▶ [Directive]: Transcribe the records below exactly, leaving out any pictures.

▶ [Supplied data]:
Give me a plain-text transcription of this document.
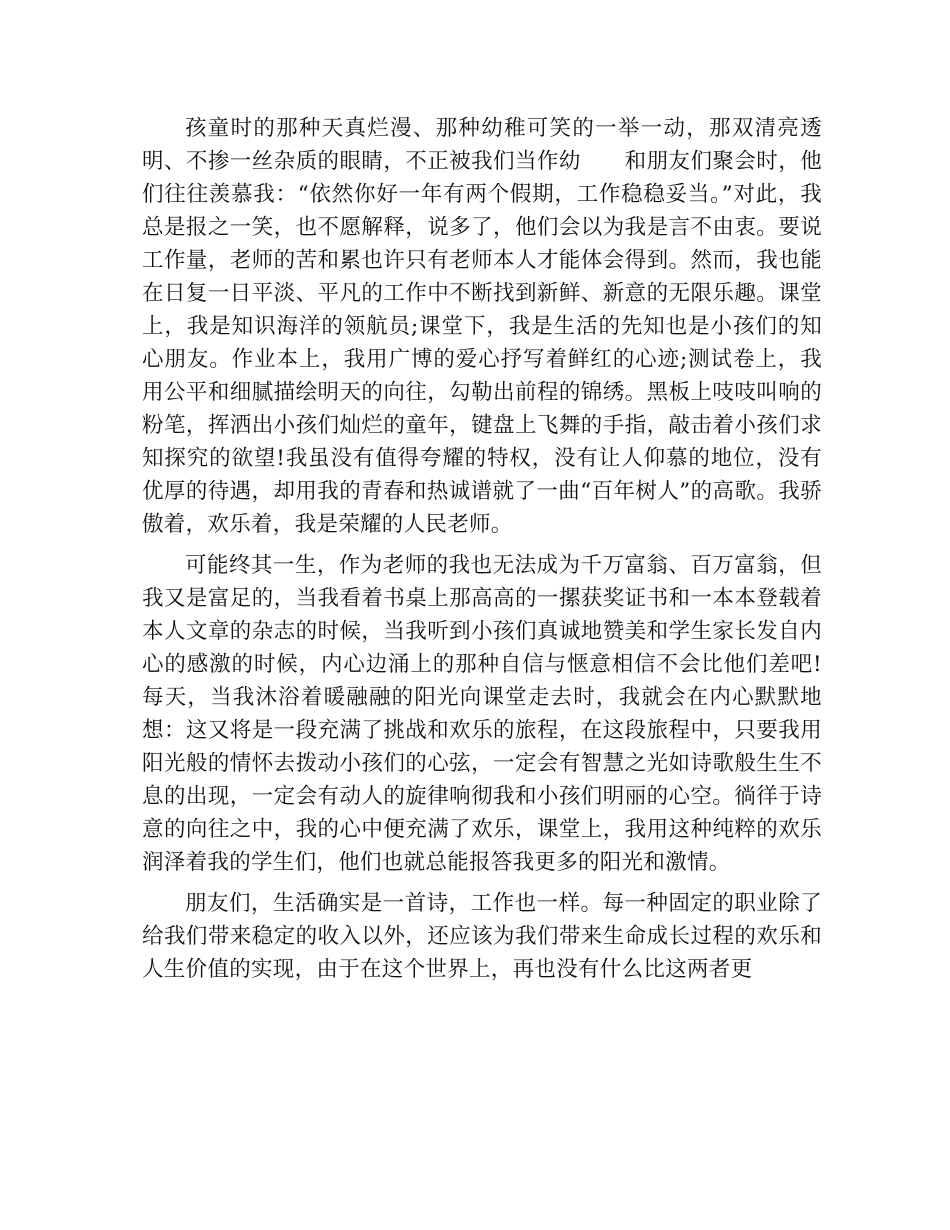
孩童时的那种天真烂漫、那种幼稚可笑的一举一动，那双清亮透明、不掺一丝杂质的眼睛，不正被我们当作幼　　和朋友们聚会时，他们往往羡慕我：“依然你好一年有两个假期，工作稳稳妥当。”对此，我总是报之一笑，也不愿解释，说多了，他们会以为我是言不由衷。要说工作量，老师的苦和累也许只有老师本人才能体会得到。然而，我也能在日复一日平淡、平凡的工作中不断找到新鲜、新意的无限乐趣。课堂上，我是知识海洋的领航员;课堂下，我是生活的先知也是小孩们的知心朋友。作业本上，我用广博的爱心抒写着鲜红的心迹;测试卷上，我用公平和细腻描绘明天的向往，勾勒出前程的锦绣。黑板上吱吱叫响的粉笔，挥洒出小孩们灿烂的童年，键盘上飞舞的手指，敲击着小孩们求知探究的欲望!我虽没有值得夸耀的特权，没有让人仰慕的地位，没有优厚的待遇，却用我的青春和热诚谱就了一曲“百年树人”的高歌。我骄傲着，欢乐着，我是荣耀的人民老师。

可能终其一生，作为老师的我也无法成为千万富翁、百万富翁，但我又是富足的，当我看着书桌上那高高的一摞获奖证书和一本本登载着本人文章的杂志的时候，当我听到小孩们真诚地赞美和学生家长发自内心的感激的时候，内心边涌上的那种自信与惬意相信不会比他们差吧!每天，当我沐浴着暖融融的阳光向课堂走去时，我就会在内心默默地想：这又将是一段充满了挑战和欢乐的旅程，在这段旅程中，只要我用阳光般的情怀去拨动小孩们的心弦，一定会有智慧之光如诗歌般生生不息的出现，一定会有动人的旋律响彻我和小孩们明丽的心空。徜徉于诗意的向往之中，我的心中便充满了欢乐，课堂上，我用这种纯粹的欢乐润泽着我的学生们，他们也就总能报答我更多的阳光和激情。

朋友们，生活确实是一首诗，工作也一样。每一种固定的职业除了给我们带来稳定的收入以外，还应该为我们带来生命成长过程的欢乐和人生价值的实现，由于在这个世界上，再也没有什么比这两者更
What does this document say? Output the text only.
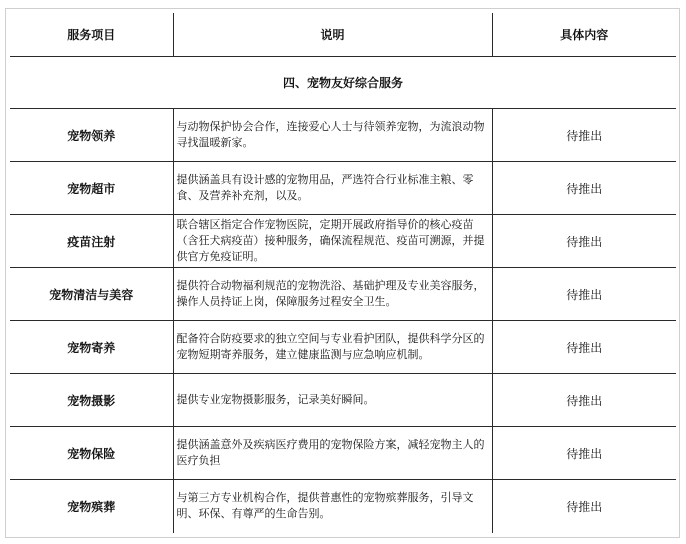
服务项目	说明	具体内容
四、宠物友好综合服务		
宠物领养	与动物保护协会合作，连接爱心人士与待领养宠物，为流浪动物寻找温暖新家。	待推出
宠物超市	提供涵盖具有设计感的宠物用品，严选符合行业标准主粮、零食、及营养补充剂，以及。	待推出
疫苗注射	联合辖区指定合作宠物医院，定期开展政府指导价的核心疫苗（含狂犬病疫苗）接种服务，确保流程规范、疫苗可溯源，并提供官方免疫证明。	待推出
宠物清洁与美容	提供符合动物福利规范的宠物洗浴、基础护理及专业美容服务，操作人员持证上岗，保障服务过程安全卫生。	待推出
宠物寄养	配备符合防疫要求的独立空间与专业看护团队，提供科学分区的宠物短期寄养服务，建立健康监测与应急响应机制。	待推出
宠物摄影	提供专业宠物摄影服务，记录美好瞬间。	待推出
宠物保险	提供涵盖意外及疾病医疗费用的宠物保险方案，减轻宠物主人的医疗负担	待推出
宠物殡葬	与第三方专业机构合作，提供普惠性的宠物殡葬服务，引导文明、环保、有尊严的生命告别。	待推出
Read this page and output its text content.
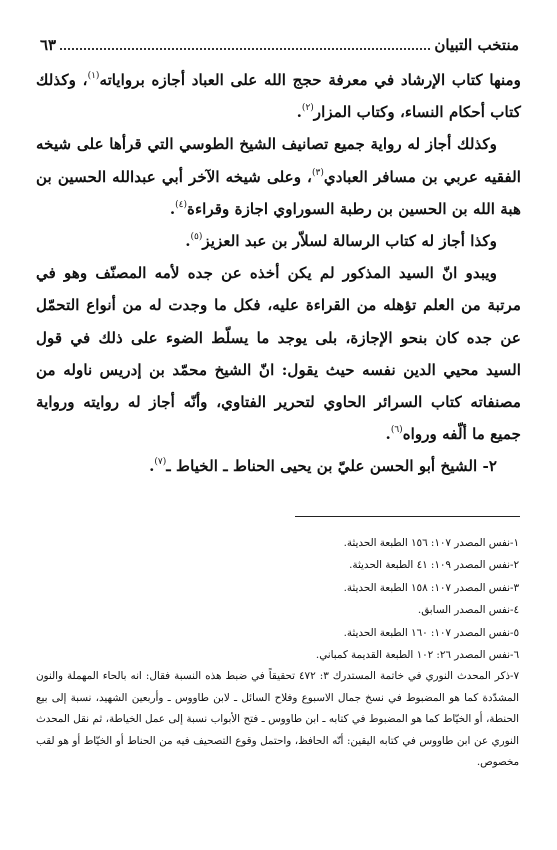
منتخب التبيان
٦٣

ومنها كتاب الإرشاد في معرفة حجج الله على العباد أجازه برواياته$^{(١)}$، وكذلك كتاب أحكام النساء، وكتاب المزار$^{(٢)}$.

وكذلك أجاز له رواية جميع تصانيف الشيخ الطوسي التي قرأها على شيخه الفقيه عربي بن مسافر العبادي$^{(٣)}$، وعلى شيخه الآخر أبي عبدالله الحسين بن هبة الله بن الحسين بن رطبة السوراوي اجازة وقراءة$^{(٤)}$.

وكذا أجاز له كتاب الرسالة لسلاّر بن عبد العزيز$^{(٥)}$.

ويبدو انّ السيد المذكور لم يكن أخذه عن جده لأمه المصنّف وهو في مرتبة من العلم تؤهله من القراءة عليه، فكل ما وجدت له من أنواع التحمّل عن جده كان بنحو الإجازة، بلى يوجد ما يسلّط الضوء على ذلك في قول السيد محيي الدين نفسه حيث يقول: انّ الشيخ محمّد بن إدريس ناوله من مصنفاته كتاب السرائر الحاوي لتحرير الفتاوي، وأنّه أجاز له روايته ورواية جميع ما ألّفه ورواه$^{(٦)}$.

٢- الشيخ أبو الحسن عليّ بن يحيى الحناط ـ الخياط ـ$^{(٧)}$.

١-نفس المصدر ١٠٧: ١٥٦ الطبعة الحديثة.

٢-نفس المصدر ١٠٩: ٤١ الطبعة الحديثة.

٣-نفس المصدر ١٠٧: ١٥٨ الطبعة الحديثة.

٤-نفس المصدر السابق.

٥-نفس المصدر ١٠٧: ١٦٠ الطبعة الحديثة.

٦-نفس المصدر ٢٦: ١٠٢ الطبعة القديمة كمباني.

٧-ذكر المحدث النوري في خاتمة المستدرك ٣: ٤٧٢ تحقيقاً في ضبط هذه النسبة فقال: انه بالحاء المهملة والنون المشدّدة كما هو المضبوط في نسخ جمال الاسبوع وفلاح السائل ـ لابن طاووس ـ وأربعين الشهيد، نسبة إلى بيع الحنطة، أو الخيّاط كما هو المضبوط في كتابه ـ ابن طاووس ـ فتح الأبواب نسبة إلى عمل الخياطة، ثم نقل المحدث النوري عن ابن طاووس في كتابه اليقين: أنّه الحافظ، واحتمل وقوع التصحيف فيه من الحناط أو الخيّاط أو هو لقب مخصوص.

▶ [Completed task]:
Give me a plain-text transcription of this document.
孩童时的那种天真烂漫、那种幼稚可笑的一举一动，那双清亮透明、不掺一丝杂质的眼睛，不正被我们当作幼　　和朋友们聚会时，他们往往羡慕我：“依然你好一年有两个假期，工作稳稳妥当。”对此，我总是报之一笑，也不愿解释，说多了，他们会以为我是言不由衷。要说工作量，老师的苦和累也许只有老师本人才能体会得到。然而，我也能在日复一日平淡、平凡的工作中不断找到新鲜、新意的无限乐趣。课堂上，我是知识海洋的领航员;课堂下，我是生活的先知也是小孩们的知心朋友。作业本上，我用广博的爱心抒写着鲜红的心迹;测试卷上，我用公平和细腻描绘明天的向往，勾勒出前程的锦绣。黑板上吱吱叫响的粉笔，挥洒出小孩们灿烂的童年，键盘上飞舞的手指，敲击着小孩们求知探究的欲望!我虽没有值得夸耀的特权，没有让人仰慕的地位，没有优厚的待遇，却用我的青春和热诚谱就了一曲“百年树人”的高歌。我骄傲着，欢乐着，我是荣耀的人民老师。

可能终其一生，作为老师的我也无法成为千万富翁、百万富翁，但我又是富足的，当我看着书桌上那高高的一摞获奖证书和一本本登载着本人文章的杂志的时候，当我听到小孩们真诚地赞美和学生家长发自内心的感激的时候，内心边涌上的那种自信与惬意相信不会比他们差吧!每天，当我沐浴着暖融融的阳光向课堂走去时，我就会在内心默默地想：这又将是一段充满了挑战和欢乐的旅程，在这段旅程中，只要我用阳光般的情怀去拨动小孩们的心弦，一定会有智慧之光如诗歌般生生不息的出现，一定会有动人的旋律响彻我和小孩们明丽的心空。徜徉于诗意的向往之中，我的心中便充满了欢乐，课堂上，我用这种纯粹的欢乐润泽着我的学生们，他们也就总能报答我更多的阳光和激情。

朋友们，生活确实是一首诗，工作也一样。每一种固定的职业除了给我们带来稳定的收入以外，还应该为我们带来生命成长过程的欢乐和人生价值的实现，由于在这个世界上，再也没有什么比这两者更
What does this document say? Output the text only.
服务项目	说明	具体内容
四、宠物友好综合服务		
宠物领养	与动物保护协会合作，连接爱心人士与待领养宠物，为流浪动物寻找温暖新家。	待推出
宠物超市	提供涵盖具有设计感的宠物用品，严选符合行业标准主粮、零食、及营养补充剂，以及。	待推出
疫苗注射	联合辖区指定合作宠物医院，定期开展政府指导价的核心疫苗（含狂犬病疫苗）接种服务，确保流程规范、疫苗可溯源，并提供官方免疫证明。	待推出
宠物清洁与美容	提供符合动物福利规范的宠物洗浴、基础护理及专业美容服务，操作人员持证上岗，保障服务过程安全卫生。	待推出
宠物寄养	配备符合防疫要求的独立空间与专业看护团队，提供科学分区的宠物短期寄养服务，建立健康监测与应急响应机制。	待推出
宠物摄影	提供专业宠物摄影服务，记录美好瞬间。	待推出
宠物保险	提供涵盖意外及疾病医疗费用的宠物保险方案，减轻宠物主人的医疗负担	待推出
宠物殡葬	与第三方专业机构合作，提供普惠性的宠物殡葬服务，引导文明、环保、有尊严的生命告别。	待推出
Read this page and output its text content.
منتخب التبيان
٦٣

ومنها كتاب الإرشاد في معرفة حجج الله على العباد أجازه برواياته$^{(١)}$، وكذلك كتاب أحكام النساء، وكتاب المزار$^{(٢)}$.

وكذلك أجاز له رواية جميع تصانيف الشيخ الطوسي التي قرأها على شيخه الفقيه عربي بن مسافر العبادي$^{(٣)}$، وعلى شيخه الآخر أبي عبدالله الحسين بن هبة الله بن الحسين بن رطبة السوراوي اجازة وقراءة$^{(٤)}$.

وكذا أجاز له كتاب الرسالة لسلاّر بن عبد العزيز$^{(٥)}$.

ويبدو انّ السيد المذكور لم يكن أخذه عن جده لأمه المصنّف وهو في مرتبة من العلم تؤهله من القراءة عليه، فكل ما وجدت له من أنواع التحمّل عن جده كان بنحو الإجازة، بلى يوجد ما يسلّط الضوء على ذلك في قول السيد محيي الدين نفسه حيث يقول: انّ الشيخ محمّد بن إدريس ناوله من مصنفاته كتاب السرائر الحاوي لتحرير الفتاوي، وأنّه أجاز له روايته ورواية جميع ما ألّفه ورواه$^{(٦)}$.

٢- الشيخ أبو الحسن عليّ بن يحيى الحناط ـ الخياط ـ$^{(٧)}$.

١-نفس المصدر ١٠٧: ١٥٦ الطبعة الحديثة.

٢-نفس المصدر ١٠٩: ٤١ الطبعة الحديثة.

٣-نفس المصدر ١٠٧: ١٥٨ الطبعة الحديثة.

٤-نفس المصدر السابق.

٥-نفس المصدر ١٠٧: ١٦٠ الطبعة الحديثة.

٦-نفس المصدر ٢٦: ١٠٢ الطبعة القديمة كمباني.

٧-ذكر المحدث النوري في خاتمة المستدرك ٣: ٤٧٢ تحقيقاً في ضبط هذه النسبة فقال: انه بالحاء المهملة والنون المشدّدة كما هو المضبوط في نسخ جمال الاسبوع وفلاح السائل ـ لابن طاووس ـ وأربعين الشهيد، نسبة إلى بيع الحنطة، أو الخيّاط كما هو المضبوط في كتابه ـ ابن طاووس ـ فتح الأبواب نسبة إلى عمل الخياطة، ثم نقل المحدث النوري عن ابن طاووس في كتابه اليقين: أنّه الحافظ، واحتمل وقوع التصحيف فيه من الحناط أو الخيّاط أو هو لقب مخصوص.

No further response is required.